WRITTEN REQUEST: Identify each line holding the string "型号Model" and copy it.
◆ ◆ ◆ ◆ ◆ ◆ ◆
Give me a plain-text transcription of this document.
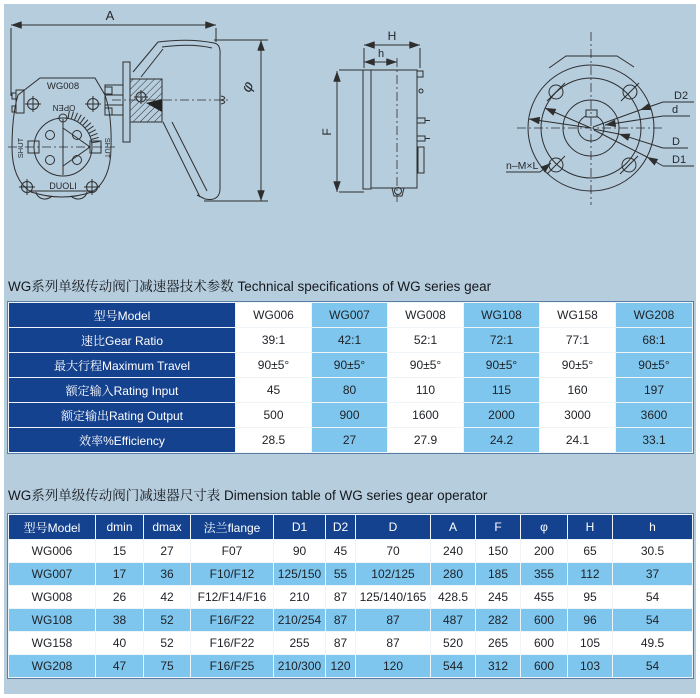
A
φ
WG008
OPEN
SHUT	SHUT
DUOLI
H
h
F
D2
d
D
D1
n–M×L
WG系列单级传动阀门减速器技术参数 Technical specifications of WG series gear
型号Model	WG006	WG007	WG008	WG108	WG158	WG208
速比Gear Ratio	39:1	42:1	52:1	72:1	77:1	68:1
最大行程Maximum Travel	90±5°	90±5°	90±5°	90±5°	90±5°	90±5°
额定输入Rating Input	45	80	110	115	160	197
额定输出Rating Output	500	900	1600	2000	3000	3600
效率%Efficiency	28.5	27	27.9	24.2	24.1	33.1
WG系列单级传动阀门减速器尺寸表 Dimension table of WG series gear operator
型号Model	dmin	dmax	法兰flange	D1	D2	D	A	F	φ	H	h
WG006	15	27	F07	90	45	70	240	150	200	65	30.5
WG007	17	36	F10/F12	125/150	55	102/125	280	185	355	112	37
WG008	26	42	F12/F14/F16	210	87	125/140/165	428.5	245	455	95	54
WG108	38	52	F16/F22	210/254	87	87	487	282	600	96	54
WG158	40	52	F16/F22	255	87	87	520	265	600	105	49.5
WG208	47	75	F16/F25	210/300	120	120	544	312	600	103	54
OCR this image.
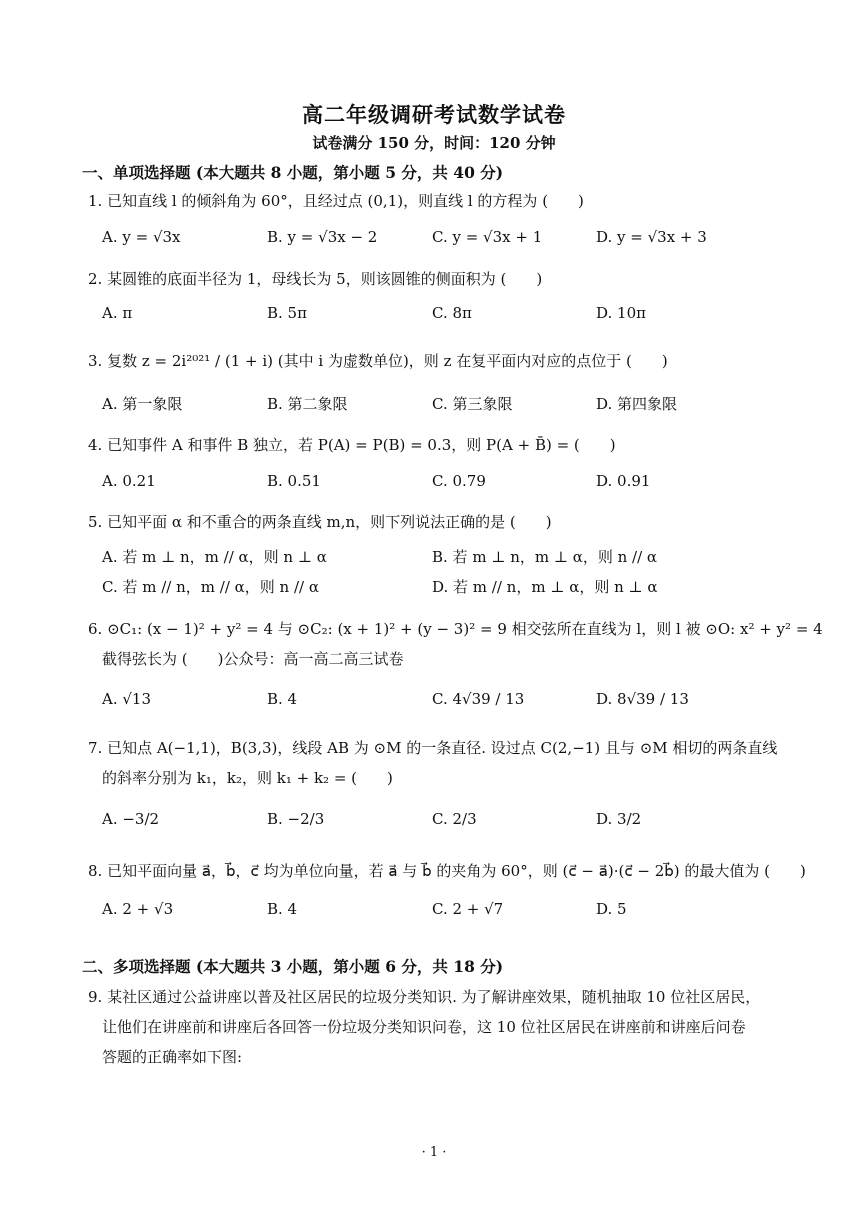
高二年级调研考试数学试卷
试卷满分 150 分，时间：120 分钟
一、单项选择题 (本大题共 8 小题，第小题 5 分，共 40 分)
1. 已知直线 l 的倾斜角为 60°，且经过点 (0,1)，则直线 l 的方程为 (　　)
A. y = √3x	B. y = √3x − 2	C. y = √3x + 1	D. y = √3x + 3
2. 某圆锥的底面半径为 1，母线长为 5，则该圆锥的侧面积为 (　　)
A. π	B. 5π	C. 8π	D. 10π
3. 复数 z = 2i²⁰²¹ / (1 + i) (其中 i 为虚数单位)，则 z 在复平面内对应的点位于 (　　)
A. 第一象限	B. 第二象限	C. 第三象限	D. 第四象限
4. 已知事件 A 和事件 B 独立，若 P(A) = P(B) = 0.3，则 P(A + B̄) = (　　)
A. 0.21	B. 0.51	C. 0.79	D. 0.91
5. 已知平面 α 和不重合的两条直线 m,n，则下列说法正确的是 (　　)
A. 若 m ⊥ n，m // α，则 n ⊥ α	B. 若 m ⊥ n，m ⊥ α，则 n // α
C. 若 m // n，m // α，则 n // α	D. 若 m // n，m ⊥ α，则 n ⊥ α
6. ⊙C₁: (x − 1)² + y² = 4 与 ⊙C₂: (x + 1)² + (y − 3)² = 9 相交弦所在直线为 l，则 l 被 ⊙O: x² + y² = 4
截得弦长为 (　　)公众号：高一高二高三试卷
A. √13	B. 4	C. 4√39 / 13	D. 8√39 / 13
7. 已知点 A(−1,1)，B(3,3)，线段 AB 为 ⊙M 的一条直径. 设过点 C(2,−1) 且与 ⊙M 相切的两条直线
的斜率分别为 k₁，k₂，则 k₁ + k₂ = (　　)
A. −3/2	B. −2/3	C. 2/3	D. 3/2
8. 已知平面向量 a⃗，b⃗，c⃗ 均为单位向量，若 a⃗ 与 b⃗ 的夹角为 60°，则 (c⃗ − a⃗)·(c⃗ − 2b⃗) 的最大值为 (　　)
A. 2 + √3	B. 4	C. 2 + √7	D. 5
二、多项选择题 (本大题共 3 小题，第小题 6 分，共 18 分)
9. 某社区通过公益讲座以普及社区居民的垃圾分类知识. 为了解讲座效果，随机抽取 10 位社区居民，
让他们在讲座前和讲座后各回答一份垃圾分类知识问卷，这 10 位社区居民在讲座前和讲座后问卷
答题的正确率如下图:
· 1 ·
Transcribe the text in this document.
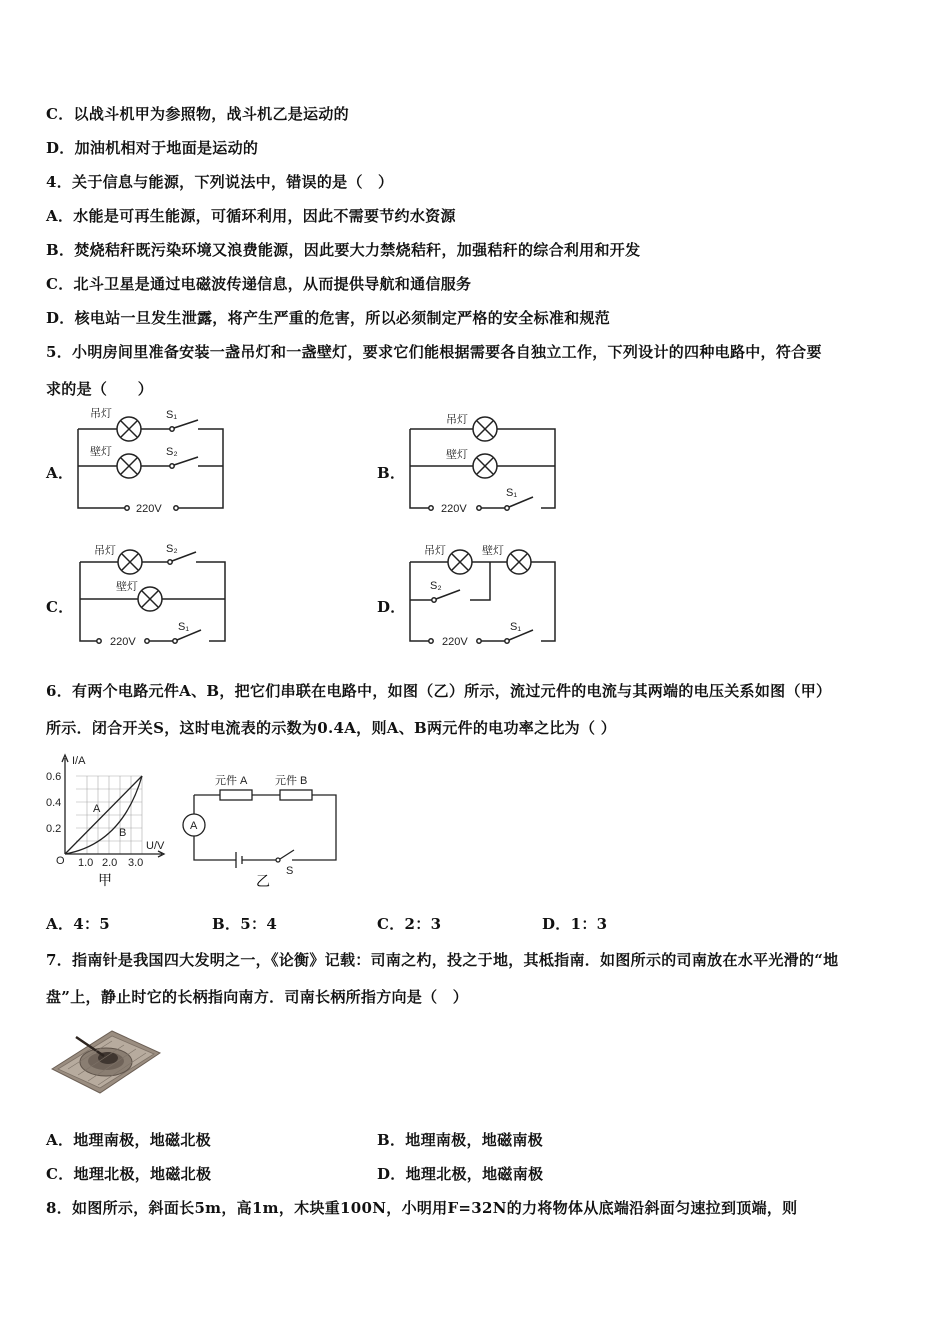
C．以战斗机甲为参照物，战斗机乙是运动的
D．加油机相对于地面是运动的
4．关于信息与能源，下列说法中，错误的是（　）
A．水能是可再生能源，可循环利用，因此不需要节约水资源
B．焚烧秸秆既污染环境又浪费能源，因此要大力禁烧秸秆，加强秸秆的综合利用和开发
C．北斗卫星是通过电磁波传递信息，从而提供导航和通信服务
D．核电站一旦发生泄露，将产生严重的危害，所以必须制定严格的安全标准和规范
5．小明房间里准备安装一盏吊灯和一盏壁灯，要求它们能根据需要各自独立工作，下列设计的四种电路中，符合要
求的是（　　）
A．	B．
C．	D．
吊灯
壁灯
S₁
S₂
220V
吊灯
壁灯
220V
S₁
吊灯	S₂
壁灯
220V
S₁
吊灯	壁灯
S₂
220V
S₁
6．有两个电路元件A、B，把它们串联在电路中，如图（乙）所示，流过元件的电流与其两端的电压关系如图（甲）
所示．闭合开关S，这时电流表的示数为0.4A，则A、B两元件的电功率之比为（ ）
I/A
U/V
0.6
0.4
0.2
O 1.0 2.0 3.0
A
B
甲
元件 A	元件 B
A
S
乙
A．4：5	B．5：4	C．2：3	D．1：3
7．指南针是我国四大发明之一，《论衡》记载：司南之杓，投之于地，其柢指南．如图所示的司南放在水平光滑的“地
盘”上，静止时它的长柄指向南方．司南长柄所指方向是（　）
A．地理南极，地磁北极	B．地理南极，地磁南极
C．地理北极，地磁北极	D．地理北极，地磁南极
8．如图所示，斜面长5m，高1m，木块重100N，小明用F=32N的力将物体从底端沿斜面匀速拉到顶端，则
◆ ◆ ◆ ◆ ◆ ◆ ◆
EXPECTED OUTPUT:
型号Model	WG006	WG007	WG008	WG108	WG158	WG208
型号Model	dmin	dmax	法兰flange	D1	D2	D	A	F	φ	H	h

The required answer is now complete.